Show all lines from the listing below that contain "Αυτή".
※ ※ ※
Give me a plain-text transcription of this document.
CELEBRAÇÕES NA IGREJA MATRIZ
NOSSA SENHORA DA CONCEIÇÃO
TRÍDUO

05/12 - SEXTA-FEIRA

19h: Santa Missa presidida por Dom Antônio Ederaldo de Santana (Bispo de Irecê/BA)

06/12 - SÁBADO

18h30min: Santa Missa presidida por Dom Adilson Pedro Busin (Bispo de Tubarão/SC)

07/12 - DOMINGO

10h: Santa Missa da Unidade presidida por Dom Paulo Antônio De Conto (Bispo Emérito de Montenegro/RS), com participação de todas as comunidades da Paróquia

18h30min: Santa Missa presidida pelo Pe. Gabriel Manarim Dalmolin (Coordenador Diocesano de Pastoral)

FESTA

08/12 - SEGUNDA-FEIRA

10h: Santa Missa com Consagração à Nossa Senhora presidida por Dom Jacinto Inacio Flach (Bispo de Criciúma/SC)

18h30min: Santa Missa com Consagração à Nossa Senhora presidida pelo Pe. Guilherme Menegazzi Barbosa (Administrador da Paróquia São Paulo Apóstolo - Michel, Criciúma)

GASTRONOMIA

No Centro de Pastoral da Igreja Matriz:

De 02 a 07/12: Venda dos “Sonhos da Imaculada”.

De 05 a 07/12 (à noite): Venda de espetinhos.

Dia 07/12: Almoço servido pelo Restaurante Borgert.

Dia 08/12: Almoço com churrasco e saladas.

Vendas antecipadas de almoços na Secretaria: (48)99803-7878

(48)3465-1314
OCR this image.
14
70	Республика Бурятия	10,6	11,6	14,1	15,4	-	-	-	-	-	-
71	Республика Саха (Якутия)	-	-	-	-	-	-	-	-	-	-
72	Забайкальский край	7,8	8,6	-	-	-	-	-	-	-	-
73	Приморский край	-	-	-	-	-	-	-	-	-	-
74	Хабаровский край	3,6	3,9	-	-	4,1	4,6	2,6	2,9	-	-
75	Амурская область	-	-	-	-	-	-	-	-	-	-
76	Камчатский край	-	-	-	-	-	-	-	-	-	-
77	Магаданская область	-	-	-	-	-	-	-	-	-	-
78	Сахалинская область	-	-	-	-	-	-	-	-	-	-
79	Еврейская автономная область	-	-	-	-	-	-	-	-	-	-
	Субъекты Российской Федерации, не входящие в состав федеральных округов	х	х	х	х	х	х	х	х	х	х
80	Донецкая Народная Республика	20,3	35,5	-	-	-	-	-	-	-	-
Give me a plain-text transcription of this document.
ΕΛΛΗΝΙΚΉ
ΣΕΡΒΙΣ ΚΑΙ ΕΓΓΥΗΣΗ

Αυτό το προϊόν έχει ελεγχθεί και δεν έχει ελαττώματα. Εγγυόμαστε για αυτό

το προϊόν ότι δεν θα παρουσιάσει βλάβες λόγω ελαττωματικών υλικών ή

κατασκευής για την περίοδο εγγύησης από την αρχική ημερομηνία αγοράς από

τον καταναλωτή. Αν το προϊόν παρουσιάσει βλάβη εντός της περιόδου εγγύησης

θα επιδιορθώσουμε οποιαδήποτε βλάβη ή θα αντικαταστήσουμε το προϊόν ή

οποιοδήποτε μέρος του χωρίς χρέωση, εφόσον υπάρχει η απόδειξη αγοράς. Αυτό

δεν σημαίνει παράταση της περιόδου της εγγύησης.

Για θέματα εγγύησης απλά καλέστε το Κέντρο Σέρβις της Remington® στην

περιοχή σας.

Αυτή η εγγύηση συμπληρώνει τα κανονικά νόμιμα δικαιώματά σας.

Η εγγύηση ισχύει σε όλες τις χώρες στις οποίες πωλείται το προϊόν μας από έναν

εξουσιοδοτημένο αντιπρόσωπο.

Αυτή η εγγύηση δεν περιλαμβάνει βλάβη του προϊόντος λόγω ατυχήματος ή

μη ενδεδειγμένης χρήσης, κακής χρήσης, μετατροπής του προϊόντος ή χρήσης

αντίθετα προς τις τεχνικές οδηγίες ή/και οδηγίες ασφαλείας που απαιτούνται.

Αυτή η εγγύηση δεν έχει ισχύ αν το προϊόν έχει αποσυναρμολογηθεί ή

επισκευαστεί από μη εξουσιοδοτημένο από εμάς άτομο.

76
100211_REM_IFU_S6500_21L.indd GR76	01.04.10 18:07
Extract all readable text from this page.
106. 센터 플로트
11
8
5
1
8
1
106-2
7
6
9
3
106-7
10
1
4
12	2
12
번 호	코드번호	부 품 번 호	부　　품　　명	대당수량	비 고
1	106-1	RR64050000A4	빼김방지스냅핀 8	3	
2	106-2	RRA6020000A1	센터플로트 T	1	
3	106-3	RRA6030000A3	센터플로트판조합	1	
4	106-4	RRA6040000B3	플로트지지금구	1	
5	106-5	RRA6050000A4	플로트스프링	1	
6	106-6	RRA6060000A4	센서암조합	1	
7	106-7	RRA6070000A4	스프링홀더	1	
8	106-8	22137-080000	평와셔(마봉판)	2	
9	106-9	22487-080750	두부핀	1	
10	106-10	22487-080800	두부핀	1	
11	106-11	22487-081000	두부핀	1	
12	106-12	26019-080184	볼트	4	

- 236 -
※ ※ ※
Complete response:
Αυτή η εγγύηση συμπληρώνει τα κανονικά νόμιμα δικαιώματά σας.
Αυτή η εγγύηση δεν περιλαμβάνει βλάβη του προϊόντος λόγω ατυχήματος ή
Αυτή η εγγύηση δεν έχει ισχύ αν το προϊόν έχει αποσυναρμολογηθεί ή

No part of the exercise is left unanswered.